Extracted data entries:
==============================

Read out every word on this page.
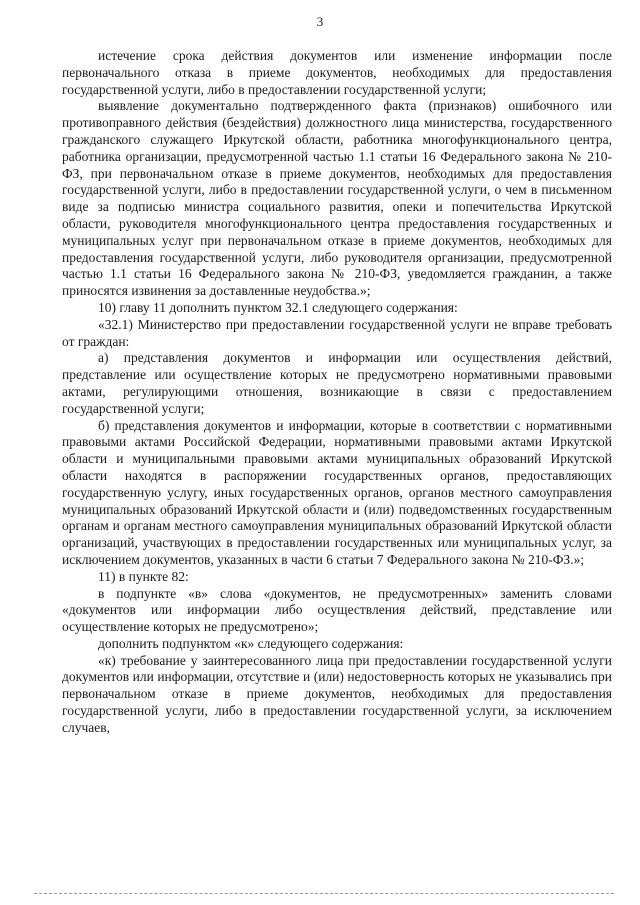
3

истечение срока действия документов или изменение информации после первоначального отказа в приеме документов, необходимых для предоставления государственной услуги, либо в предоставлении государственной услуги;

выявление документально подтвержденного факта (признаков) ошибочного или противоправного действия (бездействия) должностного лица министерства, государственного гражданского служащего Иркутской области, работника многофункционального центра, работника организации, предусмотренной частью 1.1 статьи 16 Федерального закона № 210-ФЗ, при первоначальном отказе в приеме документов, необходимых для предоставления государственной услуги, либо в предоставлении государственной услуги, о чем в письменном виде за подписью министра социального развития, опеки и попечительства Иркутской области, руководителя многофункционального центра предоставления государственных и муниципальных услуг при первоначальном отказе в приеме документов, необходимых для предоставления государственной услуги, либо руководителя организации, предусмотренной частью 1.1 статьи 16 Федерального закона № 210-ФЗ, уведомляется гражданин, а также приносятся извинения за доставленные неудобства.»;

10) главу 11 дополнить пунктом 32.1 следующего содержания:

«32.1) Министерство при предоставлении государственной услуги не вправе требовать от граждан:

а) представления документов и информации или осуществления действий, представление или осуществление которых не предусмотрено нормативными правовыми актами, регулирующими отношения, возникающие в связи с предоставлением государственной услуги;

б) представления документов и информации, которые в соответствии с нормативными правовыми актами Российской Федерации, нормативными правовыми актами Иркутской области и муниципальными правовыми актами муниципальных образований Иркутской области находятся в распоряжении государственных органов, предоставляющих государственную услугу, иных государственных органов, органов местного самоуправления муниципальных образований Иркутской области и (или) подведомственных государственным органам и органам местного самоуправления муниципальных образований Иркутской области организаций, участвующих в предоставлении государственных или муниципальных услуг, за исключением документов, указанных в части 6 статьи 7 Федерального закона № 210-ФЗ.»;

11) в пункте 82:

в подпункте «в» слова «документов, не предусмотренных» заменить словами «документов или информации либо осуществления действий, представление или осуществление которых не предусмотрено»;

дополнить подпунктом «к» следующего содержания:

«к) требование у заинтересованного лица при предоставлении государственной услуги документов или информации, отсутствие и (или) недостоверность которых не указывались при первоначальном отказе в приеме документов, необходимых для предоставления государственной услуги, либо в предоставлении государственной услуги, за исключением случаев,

==============================

— Problem requirements —
List all lines above in which the string "муниципальных" appears.

— Answer —
выявление документально подтвержденного факта (признаков) ошибочного или противоправного действия (бездействия) должностного лица министерства, государственного гражданского служащего Иркутской области, работника многофункционального центра, работника организации, предусмотренной частью 1.1 статьи 16 Федерального закона № 210-ФЗ, при первоначальном отказе в приеме документов, необходимых для предоставления государственной услуги, либо в предоставлении государственной услуги, о чем в письменном виде за подписью министра социального развития, опеки и попечительства Иркутской области, руководителя многофункционального центра предоставления государственных и муниципальных услуг при первоначальном отказе в приеме документов, необходимых для предоставления государственной услуги, либо руководителя организации, предусмотренной частью 1.1 статьи 16 Федерального закона № 210-ФЗ, уведомляется гражданин, а также приносятся извинения за доставленные неудобства.»;
б) представления документов и информации, которые в соответствии с нормативными правовыми актами Российской Федерации, нормативными правовыми актами Иркутской области и муниципальными правовыми актами муниципальных образований Иркутской области находятся в распоряжении государственных органов, предоставляющих государственную услугу, иных государственных органов, органов местного самоуправления муниципальных образований Иркутской области и (или) подведомственных государственным органам и органам местного самоуправления муниципальных образований Иркутской области организаций, участвующих в предоставлении государственных или муниципальных услуг, за исключением документов, указанных в части 6 статьи 7 Федерального закона № 210-ФЗ.»;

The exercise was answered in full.